START Task data
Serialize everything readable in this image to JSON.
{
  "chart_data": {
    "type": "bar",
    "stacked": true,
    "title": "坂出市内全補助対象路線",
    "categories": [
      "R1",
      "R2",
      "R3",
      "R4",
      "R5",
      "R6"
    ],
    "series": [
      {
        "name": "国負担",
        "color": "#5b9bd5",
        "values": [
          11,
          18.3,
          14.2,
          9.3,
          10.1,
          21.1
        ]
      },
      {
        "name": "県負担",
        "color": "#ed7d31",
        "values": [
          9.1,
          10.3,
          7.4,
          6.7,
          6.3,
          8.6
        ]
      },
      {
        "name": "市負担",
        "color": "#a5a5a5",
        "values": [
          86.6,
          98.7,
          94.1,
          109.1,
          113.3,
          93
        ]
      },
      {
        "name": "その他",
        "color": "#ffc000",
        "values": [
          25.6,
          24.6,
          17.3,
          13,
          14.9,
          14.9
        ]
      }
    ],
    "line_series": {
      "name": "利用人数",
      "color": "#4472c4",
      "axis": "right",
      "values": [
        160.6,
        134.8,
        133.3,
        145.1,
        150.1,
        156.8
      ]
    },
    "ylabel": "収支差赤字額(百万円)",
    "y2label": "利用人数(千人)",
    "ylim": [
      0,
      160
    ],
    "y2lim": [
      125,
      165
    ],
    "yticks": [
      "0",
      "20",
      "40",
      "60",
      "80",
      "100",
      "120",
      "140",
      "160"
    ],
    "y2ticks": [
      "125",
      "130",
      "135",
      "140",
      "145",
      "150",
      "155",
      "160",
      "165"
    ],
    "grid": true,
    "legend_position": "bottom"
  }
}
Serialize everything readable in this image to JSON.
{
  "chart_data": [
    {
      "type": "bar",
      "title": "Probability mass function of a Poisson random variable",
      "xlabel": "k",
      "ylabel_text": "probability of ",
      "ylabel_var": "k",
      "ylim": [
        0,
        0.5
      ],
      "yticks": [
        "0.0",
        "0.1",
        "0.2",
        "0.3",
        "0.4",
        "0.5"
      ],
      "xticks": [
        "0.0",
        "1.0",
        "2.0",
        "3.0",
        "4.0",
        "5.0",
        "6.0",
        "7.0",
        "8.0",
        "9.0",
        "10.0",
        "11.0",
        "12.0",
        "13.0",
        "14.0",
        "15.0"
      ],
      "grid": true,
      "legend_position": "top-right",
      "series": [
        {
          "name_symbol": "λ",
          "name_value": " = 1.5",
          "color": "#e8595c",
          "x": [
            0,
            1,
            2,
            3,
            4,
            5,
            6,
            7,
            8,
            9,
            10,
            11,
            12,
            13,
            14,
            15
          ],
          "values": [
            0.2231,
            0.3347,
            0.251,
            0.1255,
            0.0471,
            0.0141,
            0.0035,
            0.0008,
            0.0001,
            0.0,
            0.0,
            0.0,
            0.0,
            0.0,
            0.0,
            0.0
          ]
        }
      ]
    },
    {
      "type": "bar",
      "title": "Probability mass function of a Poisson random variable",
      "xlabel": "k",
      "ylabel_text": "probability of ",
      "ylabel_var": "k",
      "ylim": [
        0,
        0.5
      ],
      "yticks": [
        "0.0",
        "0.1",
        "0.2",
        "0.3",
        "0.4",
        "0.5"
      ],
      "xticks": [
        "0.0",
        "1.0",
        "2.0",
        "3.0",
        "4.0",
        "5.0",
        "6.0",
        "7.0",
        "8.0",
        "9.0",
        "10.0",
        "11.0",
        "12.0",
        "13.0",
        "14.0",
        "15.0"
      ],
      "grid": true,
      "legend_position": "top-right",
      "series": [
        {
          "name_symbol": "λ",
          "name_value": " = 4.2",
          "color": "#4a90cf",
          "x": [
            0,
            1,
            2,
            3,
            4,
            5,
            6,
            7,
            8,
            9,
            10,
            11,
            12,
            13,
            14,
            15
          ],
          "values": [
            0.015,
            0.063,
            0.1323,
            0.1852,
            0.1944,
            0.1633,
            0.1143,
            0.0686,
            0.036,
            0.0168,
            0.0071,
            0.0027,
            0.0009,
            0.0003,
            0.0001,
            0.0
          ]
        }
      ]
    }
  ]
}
END Task data
Written task.
Go through the records above and set each one down exactly, please.

The response.
Serialize everything readable in this image to JSON.
{
  "chart_data": {
    "type": "bar",
    "stacked": true,
    "title": "坂出市内全補助対象路線",
    "categories": [
      "R1",
      "R2",
      "R3",
      "R4",
      "R5",
      "R6"
    ],
    "series": [
      {
        "name": "国負担",
        "color": "#5b9bd5",
        "values": [
          11,
          18.3,
          14.2,
          9.3,
          10.1,
          21.1
        ]
      },
      {
        "name": "県負担",
        "color": "#ed7d31",
        "values": [
          9.1,
          10.3,
          7.4,
          6.7,
          6.3,
          8.6
        ]
      },
      {
        "name": "市負担",
        "color": "#a5a5a5",
        "values": [
          86.6,
          98.7,
          94.1,
          109.1,
          113.3,
          93
        ]
      },
      {
        "name": "その他",
        "color": "#ffc000",
        "values": [
          25.6,
          24.6,
          17.3,
          13,
          14.9,
          14.9
        ]
      }
    ],
    "line_series": {
      "name": "利用人数",
      "color": "#4472c4",
      "axis": "right",
      "values": [
        160.6,
        134.8,
        133.3,
        145.1,
        150.1,
        156.8
      ]
    },
    "ylabel": "収支差赤字額(百万円)",
    "y2label": "利用人数(千人)",
    "ylim": [
      0,
      160
    ],
    "y2lim": [
      125,
      165
    ],
    "yticks": [
      "0",
      "20",
      "40",
      "60",
      "80",
      "100",
      "120",
      "140",
      "160"
    ],
    "y2ticks": [
      "125",
      "130",
      "135",
      "140",
      "145",
      "150",
      "155",
      "160",
      "165"
    ],
    "grid": true,
    "legend_position": "bottom"
  }
}
Serialize everything readable in this image to JSON.
{
  "chart_data": [
    {
      "type": "bar",
      "title": "Probability mass function of a Poisson random variable",
      "xlabel": "k",
      "ylabel_text": "probability of ",
      "ylabel_var": "k",
      "ylim": [
        0,
        0.5
      ],
      "yticks": [
        "0.0",
        "0.1",
        "0.2",
        "0.3",
        "0.4",
        "0.5"
      ],
      "xticks": [
        "0.0",
        "1.0",
        "2.0",
        "3.0",
        "4.0",
        "5.0",
        "6.0",
        "7.0",
        "8.0",
        "9.0",
        "10.0",
        "11.0",
        "12.0",
        "13.0",
        "14.0",
        "15.0"
      ],
      "grid": true,
      "legend_position": "top-right",
      "series": [
        {
          "name_symbol": "λ",
          "name_value": " = 1.5",
          "color": "#e8595c",
          "x": [
            0,
            1,
            2,
            3,
            4,
            5,
            6,
            7,
            8,
            9,
            10,
            11,
            12,
            13,
            14,
            15
          ],
          "values": [
            0.2231,
            0.3347,
            0.251,
            0.1255,
            0.0471,
            0.0141,
            0.0035,
            0.0008,
            0.0001,
            0.0,
            0.0,
            0.0,
            0.0,
            0.0,
            0.0,
            0.0
          ]
        }
      ]
    },
    {
      "type": "bar",
      "title": "Probability mass function of a Poisson random variable",
      "xlabel": "k",
      "ylabel_text": "probability of ",
      "ylabel_var": "k",
      "ylim": [
        0,
        0.5
      ],
      "yticks": [
        "0.0",
        "0.1",
        "0.2",
        "0.3",
        "0.4",
        "0.5"
      ],
      "xticks": [
        "0.0",
        "1.0",
        "2.0",
        "3.0",
        "4.0",
        "5.0",
        "6.0",
        "7.0",
        "8.0",
        "9.0",
        "10.0",
        "11.0",
        "12.0",
        "13.0",
        "14.0",
        "15.0"
      ],
      "grid": true,
      "legend_position": "top-right",
      "series": [
        {
          "name_symbol": "λ",
          "name_value": " = 4.2",
          "color": "#4a90cf",
          "x": [
            0,
            1,
            2,
            3,
            4,
            5,
            6,
            7,
            8,
            9,
            10,
            11,
            12,
            13,
            14,
            15
          ],
          "values": [
            0.015,
            0.063,
            0.1323,
            0.1852,
            0.1944,
            0.1633,
            0.1143,
            0.0686,
            0.036,
            0.0168,
            0.0071,
            0.0027,
            0.0009,
            0.0003,
            0.0001,
            0.0
          ]
        }
      ]
    }
  ]
}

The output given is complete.